### What is required
Reproduce exactly the lines beginning with the line that contains "Read all visible" and ending at the final line of the material below.

------------------------------------------------------------------------

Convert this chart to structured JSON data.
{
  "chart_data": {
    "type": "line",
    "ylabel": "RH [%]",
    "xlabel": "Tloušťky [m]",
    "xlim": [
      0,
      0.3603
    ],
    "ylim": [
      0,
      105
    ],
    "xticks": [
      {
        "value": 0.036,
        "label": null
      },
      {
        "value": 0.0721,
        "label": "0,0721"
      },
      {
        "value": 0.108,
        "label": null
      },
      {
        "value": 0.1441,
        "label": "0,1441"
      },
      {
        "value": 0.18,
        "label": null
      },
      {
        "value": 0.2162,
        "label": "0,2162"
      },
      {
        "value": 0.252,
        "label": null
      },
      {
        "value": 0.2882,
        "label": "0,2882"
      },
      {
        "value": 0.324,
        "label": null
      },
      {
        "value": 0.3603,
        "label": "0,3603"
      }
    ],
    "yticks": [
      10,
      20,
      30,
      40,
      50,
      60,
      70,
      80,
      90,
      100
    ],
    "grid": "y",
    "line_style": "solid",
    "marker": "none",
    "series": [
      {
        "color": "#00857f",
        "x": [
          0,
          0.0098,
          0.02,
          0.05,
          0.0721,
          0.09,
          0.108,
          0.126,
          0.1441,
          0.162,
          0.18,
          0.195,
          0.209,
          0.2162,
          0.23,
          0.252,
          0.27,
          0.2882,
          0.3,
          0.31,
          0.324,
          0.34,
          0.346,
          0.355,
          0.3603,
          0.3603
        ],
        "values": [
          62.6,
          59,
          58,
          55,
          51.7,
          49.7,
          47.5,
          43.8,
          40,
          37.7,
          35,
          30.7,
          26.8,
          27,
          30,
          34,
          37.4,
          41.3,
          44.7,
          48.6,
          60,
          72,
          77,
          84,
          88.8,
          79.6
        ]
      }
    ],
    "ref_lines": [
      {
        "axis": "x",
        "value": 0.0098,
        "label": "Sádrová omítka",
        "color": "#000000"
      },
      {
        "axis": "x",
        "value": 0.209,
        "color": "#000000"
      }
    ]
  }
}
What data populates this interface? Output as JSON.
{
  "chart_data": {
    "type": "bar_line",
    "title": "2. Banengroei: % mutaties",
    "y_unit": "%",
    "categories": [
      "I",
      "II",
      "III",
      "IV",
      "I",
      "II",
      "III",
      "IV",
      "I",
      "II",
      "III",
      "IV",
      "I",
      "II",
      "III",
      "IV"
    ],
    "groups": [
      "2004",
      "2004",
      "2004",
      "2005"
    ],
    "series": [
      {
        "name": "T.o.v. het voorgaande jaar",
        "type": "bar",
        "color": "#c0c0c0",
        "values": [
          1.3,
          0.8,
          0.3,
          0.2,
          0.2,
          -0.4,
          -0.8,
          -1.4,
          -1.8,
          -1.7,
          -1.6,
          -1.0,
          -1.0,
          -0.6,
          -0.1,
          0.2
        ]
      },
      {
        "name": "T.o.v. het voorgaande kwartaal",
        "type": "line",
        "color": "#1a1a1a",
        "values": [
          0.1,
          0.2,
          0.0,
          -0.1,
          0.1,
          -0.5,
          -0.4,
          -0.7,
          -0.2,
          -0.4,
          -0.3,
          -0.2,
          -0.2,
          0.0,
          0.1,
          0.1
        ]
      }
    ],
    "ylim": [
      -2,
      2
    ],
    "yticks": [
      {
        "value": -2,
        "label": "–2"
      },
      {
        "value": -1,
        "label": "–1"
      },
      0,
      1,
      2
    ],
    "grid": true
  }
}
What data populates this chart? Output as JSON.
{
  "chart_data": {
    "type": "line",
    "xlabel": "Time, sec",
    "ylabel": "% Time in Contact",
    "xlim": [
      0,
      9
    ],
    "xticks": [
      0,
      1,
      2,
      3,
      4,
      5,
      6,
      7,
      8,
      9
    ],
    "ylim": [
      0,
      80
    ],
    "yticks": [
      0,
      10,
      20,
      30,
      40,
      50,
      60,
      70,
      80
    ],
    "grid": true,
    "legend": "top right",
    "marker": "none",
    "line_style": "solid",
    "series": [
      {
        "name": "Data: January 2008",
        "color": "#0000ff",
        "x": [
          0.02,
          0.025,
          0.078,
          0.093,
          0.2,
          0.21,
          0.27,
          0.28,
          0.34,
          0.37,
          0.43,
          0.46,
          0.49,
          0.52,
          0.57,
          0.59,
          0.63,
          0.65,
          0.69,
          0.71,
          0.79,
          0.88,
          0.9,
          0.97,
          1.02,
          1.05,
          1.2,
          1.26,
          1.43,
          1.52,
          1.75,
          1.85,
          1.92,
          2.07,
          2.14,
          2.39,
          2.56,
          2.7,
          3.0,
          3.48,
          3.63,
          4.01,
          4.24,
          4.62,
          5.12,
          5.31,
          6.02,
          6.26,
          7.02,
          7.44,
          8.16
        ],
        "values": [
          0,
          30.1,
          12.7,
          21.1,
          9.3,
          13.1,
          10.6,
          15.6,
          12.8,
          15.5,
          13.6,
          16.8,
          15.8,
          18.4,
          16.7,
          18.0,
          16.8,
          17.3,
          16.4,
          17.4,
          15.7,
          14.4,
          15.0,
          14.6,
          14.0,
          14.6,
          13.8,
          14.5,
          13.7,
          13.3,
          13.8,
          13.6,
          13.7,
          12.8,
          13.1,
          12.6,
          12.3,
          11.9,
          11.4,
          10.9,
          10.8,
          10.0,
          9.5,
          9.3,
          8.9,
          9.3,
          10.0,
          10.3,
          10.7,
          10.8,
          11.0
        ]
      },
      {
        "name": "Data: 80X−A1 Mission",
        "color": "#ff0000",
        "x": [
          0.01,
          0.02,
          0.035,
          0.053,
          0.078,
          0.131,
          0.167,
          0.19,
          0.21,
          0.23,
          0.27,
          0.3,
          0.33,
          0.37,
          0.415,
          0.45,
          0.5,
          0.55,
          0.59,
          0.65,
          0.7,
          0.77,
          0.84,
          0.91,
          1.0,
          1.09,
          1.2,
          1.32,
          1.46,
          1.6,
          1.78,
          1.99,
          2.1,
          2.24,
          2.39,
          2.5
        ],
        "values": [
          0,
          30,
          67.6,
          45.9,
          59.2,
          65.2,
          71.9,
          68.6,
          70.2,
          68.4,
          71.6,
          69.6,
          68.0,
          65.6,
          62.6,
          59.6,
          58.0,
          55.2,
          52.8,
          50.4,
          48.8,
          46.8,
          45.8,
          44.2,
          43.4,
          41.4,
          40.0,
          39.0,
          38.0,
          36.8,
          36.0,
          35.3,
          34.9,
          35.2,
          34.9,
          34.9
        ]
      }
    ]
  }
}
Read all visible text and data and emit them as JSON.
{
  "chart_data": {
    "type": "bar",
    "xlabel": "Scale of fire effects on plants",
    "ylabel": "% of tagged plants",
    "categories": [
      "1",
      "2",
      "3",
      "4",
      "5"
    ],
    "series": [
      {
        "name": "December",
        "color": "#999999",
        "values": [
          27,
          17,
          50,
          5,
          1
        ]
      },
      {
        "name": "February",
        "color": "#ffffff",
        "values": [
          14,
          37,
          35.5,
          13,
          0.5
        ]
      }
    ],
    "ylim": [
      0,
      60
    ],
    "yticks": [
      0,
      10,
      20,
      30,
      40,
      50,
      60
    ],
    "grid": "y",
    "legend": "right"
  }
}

------------------------------------------------------------------------

### Written answer
Read all visible text and data and emit them as JSON.
{
  "chart_data": {
    "type": "bar",
    "xlabel": "Scale of fire effects on plants",
    "ylabel": "% of tagged plants",
    "categories": [
      "1",
      "2",
      "3",
      "4",
      "5"
    ],
    "series": [
      {
        "name": "December",
        "color": "#999999",
        "values": [
          27,
          17,
          50,
          5,
          1
        ]
      },
      {
        "name": "February",
        "color": "#ffffff",
        "values": [
          14,
          37,
          35.5,
          13,
          0.5
        ]
      }
    ],
    "ylim": [
      0,
      60
    ],
    "yticks": [
      0,
      10,
      20,
      30,
      40,
      50,
      60
    ],
    "grid": "y",
    "legend": "right"
  }
}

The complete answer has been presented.